* WHAT THIS TASK INVOLVES: Every entry must be duplicated precisely as written.

┄┄┄┄┄┄

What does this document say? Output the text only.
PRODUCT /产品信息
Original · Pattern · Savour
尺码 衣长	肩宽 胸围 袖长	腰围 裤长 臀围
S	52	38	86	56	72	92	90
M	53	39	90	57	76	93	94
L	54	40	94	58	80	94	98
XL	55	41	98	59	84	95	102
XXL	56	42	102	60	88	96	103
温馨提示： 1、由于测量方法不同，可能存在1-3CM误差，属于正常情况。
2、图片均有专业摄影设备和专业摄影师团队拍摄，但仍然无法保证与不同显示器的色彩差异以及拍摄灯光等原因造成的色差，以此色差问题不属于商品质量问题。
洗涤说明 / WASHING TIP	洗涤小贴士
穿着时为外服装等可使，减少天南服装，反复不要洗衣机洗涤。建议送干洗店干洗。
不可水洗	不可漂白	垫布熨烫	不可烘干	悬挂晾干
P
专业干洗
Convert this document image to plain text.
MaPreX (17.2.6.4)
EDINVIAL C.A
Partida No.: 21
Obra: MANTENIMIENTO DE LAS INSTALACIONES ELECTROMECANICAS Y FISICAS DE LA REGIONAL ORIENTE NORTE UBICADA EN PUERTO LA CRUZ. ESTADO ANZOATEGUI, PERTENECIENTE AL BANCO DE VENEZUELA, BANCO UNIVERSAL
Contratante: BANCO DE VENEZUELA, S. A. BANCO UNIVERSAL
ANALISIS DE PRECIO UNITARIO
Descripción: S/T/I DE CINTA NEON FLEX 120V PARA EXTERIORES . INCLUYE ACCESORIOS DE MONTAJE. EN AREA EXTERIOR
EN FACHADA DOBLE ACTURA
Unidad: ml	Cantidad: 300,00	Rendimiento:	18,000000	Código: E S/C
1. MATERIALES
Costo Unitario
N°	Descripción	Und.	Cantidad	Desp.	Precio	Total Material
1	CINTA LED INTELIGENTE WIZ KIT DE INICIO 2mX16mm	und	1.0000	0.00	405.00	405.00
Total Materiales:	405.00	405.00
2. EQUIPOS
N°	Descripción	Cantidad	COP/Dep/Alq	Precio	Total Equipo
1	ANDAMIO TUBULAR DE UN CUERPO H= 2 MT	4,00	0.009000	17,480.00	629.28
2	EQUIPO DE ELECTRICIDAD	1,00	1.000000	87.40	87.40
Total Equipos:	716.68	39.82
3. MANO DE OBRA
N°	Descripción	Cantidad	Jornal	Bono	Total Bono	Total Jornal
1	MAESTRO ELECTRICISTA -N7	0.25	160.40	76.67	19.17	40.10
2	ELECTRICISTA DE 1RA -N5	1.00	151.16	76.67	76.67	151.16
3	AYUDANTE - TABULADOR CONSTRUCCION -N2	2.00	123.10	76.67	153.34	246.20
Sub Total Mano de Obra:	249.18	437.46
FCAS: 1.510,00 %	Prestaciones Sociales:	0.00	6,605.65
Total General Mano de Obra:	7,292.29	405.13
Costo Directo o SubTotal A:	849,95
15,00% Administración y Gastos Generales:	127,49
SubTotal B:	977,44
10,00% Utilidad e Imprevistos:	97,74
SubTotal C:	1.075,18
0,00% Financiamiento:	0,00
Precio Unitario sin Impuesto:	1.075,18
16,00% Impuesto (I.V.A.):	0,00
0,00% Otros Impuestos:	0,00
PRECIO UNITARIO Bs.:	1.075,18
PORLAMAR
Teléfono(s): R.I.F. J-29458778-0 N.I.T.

┄┄┄┄┄┄

* THE RESPONSE:
What does this document say? Output the text only.
PRODUCT /产品信息
Original · Pattern · Savour
尺码 衣长	肩宽 胸围 袖长	腰围 裤长 臀围
S	52	38	86	56	72	92	90
M	53	39	90	57	76	93	94
L	54	40	94	58	80	94	98
XL	55	41	98	59	84	95	102
XXL	56	42	102	60	88	96	103
温馨提示： 1、由于测量方法不同，可能存在1-3CM误差，属于正常情况。
2、图片均有专业摄影设备和专业摄影师团队拍摄，但仍然无法保证与不同显示器的色彩差异以及拍摄灯光等原因造成的色差，以此色差问题不属于商品质量问题。
洗涤说明 / WASHING TIP	洗涤小贴士
穿着时为外服装等可使，减少天南服装，反复不要洗衣机洗涤。建议送干洗店干洗。
不可水洗	不可漂白	垫布熨烫	不可烘干	悬挂晾干
P
专业干洗
Convert this document image to plain text.
MaPreX (17.2.6.4)
EDINVIAL C.A
Partida No.: 21
Obra: MANTENIMIENTO DE LAS INSTALACIONES ELECTROMECANICAS Y FISICAS DE LA REGIONAL ORIENTE NORTE UBICADA EN PUERTO LA CRUZ. ESTADO ANZOATEGUI, PERTENECIENTE AL BANCO DE VENEZUELA, BANCO UNIVERSAL
Contratante: BANCO DE VENEZUELA, S. A. BANCO UNIVERSAL
ANALISIS DE PRECIO UNITARIO
Descripción: S/T/I DE CINTA NEON FLEX 120V PARA EXTERIORES . INCLUYE ACCESORIOS DE MONTAJE. EN AREA EXTERIOR
EN FACHADA DOBLE ACTURA
Unidad: ml	Cantidad: 300,00	Rendimiento:	18,000000	Código: E S/C
1. MATERIALES
Costo Unitario
N°	Descripción	Und.	Cantidad	Desp.	Precio	Total Material
1	CINTA LED INTELIGENTE WIZ KIT DE INICIO 2mX16mm	und	1.0000	0.00	405.00	405.00
Total Materiales:	405.00	405.00
2. EQUIPOS
N°	Descripción	Cantidad	COP/Dep/Alq	Precio	Total Equipo
1	ANDAMIO TUBULAR DE UN CUERPO H= 2 MT	4,00	0.009000	17,480.00	629.28
2	EQUIPO DE ELECTRICIDAD	1,00	1.000000	87.40	87.40
Total Equipos:	716.68	39.82
3. MANO DE OBRA
N°	Descripción	Cantidad	Jornal	Bono	Total Bono	Total Jornal
1	MAESTRO ELECTRICISTA -N7	0.25	160.40	76.67	19.17	40.10
2	ELECTRICISTA DE 1RA -N5	1.00	151.16	76.67	76.67	151.16
3	AYUDANTE - TABULADOR CONSTRUCCION -N2	2.00	123.10	76.67	153.34	246.20
Sub Total Mano de Obra:	249.18	437.46
FCAS: 1.510,00 %	Prestaciones Sociales:	0.00	6,605.65
Total General Mano de Obra:	7,292.29	405.13
Costo Directo o SubTotal A:	849,95
15,00% Administración y Gastos Generales:	127,49
SubTotal B:	977,44
10,00% Utilidad e Imprevistos:	97,74
SubTotal C:	1.075,18
0,00% Financiamiento:	0,00
Precio Unitario sin Impuesto:	1.075,18
16,00% Impuesto (I.V.A.):	0,00
0,00% Otros Impuestos:	0,00
PRECIO UNITARIO Bs.:	1.075,18
PORLAMAR
Teléfono(s): R.I.F. J-29458778-0 N.I.T.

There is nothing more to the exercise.